TASK DIRECTIONS: Wherever the string "xlabel" appears in the listing, copy that line.
===
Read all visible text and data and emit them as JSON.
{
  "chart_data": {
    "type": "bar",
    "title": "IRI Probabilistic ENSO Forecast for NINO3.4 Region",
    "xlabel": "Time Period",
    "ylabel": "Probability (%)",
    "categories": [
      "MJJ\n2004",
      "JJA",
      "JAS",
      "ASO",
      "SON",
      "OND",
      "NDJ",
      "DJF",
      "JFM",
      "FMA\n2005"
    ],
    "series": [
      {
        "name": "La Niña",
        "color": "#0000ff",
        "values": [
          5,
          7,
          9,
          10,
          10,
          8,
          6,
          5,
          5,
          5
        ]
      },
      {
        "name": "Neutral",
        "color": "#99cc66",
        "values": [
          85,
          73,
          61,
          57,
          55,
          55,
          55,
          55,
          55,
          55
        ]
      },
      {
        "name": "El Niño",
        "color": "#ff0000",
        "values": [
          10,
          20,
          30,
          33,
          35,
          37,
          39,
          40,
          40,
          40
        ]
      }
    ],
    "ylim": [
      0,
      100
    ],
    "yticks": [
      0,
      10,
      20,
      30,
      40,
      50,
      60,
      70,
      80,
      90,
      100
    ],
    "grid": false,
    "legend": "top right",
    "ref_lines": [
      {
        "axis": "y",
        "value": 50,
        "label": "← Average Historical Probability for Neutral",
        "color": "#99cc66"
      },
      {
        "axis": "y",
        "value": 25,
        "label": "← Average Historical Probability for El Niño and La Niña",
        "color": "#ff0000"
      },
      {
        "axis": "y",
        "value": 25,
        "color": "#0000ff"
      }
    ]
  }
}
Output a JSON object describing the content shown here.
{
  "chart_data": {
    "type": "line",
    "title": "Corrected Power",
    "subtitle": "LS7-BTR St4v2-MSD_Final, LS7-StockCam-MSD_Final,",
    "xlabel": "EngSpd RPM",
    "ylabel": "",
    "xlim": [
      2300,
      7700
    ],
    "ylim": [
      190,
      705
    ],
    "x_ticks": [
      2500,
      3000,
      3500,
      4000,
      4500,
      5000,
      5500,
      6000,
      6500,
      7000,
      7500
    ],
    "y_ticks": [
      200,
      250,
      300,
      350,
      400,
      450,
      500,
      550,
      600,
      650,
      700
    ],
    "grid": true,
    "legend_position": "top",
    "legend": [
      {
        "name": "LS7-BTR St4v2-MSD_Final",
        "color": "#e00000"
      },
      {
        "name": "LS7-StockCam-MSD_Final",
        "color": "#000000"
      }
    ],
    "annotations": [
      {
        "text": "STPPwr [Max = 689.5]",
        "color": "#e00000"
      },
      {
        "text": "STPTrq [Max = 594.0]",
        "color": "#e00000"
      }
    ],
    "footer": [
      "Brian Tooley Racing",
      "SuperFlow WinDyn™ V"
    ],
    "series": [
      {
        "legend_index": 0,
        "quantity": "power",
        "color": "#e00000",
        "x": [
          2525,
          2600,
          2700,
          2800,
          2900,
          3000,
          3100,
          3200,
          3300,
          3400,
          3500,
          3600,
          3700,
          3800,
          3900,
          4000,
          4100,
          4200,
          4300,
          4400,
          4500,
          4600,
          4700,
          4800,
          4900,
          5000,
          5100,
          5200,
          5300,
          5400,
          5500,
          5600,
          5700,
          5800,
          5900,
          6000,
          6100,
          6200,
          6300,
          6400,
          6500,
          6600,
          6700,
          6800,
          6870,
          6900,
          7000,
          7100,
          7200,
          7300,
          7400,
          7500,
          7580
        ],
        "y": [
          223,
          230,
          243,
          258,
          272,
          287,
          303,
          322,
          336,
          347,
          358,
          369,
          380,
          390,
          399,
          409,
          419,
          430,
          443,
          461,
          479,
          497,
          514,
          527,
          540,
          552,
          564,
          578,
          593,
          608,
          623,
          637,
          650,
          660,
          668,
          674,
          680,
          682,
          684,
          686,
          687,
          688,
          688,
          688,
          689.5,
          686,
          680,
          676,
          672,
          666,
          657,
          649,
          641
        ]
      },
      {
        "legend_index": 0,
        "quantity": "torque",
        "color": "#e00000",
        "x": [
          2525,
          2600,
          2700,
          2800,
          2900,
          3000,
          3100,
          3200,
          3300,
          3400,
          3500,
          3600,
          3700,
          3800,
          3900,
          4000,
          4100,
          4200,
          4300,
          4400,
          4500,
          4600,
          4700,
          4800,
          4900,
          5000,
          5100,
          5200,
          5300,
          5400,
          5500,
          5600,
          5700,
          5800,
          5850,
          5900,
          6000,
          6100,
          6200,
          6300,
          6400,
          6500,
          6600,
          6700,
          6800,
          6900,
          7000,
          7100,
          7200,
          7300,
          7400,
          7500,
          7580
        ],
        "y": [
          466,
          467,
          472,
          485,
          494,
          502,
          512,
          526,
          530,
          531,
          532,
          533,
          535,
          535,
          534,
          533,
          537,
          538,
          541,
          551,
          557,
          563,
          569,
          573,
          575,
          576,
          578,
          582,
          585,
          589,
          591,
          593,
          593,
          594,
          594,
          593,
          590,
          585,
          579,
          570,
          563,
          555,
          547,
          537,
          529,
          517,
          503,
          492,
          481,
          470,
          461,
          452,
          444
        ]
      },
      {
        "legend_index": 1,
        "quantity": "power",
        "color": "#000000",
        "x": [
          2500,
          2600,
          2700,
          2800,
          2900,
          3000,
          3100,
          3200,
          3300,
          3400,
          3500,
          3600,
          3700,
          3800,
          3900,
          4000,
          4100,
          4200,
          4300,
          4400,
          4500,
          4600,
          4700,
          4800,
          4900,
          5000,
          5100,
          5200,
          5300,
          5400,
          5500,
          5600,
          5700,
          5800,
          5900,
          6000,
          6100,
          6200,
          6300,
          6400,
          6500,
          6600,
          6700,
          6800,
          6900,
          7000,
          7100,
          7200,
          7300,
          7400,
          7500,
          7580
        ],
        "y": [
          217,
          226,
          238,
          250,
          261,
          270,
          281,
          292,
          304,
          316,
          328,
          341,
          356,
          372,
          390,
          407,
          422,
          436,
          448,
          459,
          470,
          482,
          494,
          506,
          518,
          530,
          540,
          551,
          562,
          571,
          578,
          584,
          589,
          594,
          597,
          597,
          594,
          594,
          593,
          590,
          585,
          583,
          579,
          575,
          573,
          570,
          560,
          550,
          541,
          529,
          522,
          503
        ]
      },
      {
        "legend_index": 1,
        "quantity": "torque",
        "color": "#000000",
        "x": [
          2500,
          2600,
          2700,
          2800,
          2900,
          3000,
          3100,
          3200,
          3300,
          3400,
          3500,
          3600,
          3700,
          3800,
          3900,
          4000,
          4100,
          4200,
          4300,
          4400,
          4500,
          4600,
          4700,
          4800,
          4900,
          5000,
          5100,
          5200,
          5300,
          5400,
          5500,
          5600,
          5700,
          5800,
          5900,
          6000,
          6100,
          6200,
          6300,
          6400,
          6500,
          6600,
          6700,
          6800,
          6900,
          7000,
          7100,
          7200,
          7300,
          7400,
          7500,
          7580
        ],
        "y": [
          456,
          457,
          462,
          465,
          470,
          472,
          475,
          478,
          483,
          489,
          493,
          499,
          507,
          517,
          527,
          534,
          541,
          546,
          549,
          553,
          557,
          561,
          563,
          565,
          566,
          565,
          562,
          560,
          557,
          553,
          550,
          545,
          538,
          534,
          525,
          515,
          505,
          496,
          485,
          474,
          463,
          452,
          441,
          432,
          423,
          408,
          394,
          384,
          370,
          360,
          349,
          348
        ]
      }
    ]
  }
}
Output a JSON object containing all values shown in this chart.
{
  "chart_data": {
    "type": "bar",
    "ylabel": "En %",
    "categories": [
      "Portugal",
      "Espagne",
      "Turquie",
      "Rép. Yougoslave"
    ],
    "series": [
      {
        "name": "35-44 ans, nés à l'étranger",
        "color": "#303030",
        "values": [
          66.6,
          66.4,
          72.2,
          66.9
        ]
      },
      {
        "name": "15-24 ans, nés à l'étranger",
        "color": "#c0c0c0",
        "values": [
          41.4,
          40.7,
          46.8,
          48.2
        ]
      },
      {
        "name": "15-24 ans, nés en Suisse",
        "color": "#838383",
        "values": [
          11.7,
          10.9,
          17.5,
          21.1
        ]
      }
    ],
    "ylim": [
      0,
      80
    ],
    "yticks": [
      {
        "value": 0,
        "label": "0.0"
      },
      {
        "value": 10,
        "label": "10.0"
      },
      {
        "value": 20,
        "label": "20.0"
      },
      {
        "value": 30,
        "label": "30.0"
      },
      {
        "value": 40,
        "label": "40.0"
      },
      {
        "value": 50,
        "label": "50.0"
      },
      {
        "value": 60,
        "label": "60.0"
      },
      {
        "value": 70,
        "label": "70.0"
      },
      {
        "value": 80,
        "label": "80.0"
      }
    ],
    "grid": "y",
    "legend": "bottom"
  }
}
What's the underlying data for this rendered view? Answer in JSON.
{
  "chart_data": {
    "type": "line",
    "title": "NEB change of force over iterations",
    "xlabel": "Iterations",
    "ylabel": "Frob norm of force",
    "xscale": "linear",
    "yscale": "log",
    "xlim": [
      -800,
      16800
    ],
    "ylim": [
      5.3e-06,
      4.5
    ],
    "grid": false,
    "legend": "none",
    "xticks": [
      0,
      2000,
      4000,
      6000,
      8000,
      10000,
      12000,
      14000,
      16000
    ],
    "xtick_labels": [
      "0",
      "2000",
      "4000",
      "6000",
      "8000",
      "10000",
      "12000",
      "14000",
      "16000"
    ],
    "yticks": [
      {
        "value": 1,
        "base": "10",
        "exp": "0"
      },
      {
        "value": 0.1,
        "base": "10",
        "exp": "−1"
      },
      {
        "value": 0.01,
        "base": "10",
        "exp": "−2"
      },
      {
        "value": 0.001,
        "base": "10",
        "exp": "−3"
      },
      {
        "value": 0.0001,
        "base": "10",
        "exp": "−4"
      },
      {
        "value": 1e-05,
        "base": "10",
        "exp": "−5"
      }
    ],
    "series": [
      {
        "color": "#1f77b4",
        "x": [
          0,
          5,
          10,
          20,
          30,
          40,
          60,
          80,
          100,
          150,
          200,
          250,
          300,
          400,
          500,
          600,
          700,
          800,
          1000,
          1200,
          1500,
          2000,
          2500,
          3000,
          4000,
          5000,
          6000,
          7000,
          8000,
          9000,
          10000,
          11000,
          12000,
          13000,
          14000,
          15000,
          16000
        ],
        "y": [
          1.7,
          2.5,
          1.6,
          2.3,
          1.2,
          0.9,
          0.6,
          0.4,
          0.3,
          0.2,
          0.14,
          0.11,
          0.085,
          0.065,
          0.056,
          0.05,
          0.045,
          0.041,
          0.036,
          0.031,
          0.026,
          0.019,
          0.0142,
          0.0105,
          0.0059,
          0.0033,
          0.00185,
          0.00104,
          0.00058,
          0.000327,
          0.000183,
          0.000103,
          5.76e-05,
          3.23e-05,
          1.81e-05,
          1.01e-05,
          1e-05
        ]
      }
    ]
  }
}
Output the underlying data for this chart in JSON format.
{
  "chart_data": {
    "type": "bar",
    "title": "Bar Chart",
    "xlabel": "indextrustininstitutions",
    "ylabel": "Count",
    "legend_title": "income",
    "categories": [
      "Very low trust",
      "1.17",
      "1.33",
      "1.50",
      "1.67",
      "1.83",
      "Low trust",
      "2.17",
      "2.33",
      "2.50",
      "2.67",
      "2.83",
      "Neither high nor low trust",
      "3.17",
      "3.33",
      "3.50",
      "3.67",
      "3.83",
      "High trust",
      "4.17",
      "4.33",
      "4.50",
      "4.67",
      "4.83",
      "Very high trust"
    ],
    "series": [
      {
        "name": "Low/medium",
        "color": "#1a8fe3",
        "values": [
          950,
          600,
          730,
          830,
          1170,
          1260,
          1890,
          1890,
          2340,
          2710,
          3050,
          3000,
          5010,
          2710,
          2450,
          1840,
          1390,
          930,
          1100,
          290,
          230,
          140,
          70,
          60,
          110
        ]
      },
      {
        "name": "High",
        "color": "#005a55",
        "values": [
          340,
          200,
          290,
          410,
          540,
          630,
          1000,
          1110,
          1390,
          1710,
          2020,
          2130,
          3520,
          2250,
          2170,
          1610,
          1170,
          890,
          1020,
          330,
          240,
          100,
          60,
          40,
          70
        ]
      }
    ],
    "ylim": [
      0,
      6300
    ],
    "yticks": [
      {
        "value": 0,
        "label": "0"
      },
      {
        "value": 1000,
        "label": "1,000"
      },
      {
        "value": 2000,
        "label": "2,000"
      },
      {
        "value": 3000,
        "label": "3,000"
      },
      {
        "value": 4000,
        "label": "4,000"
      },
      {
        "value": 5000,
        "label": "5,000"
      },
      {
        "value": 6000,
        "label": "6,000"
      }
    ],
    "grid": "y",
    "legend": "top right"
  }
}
===
ANSWER TO THIS EXERCISE:
    "xlabel": "Time Period",
    "xlabel": "EngSpd RPM",
    "xlabel": "Iterations",
    "xlabel": "indextrustininstitutions",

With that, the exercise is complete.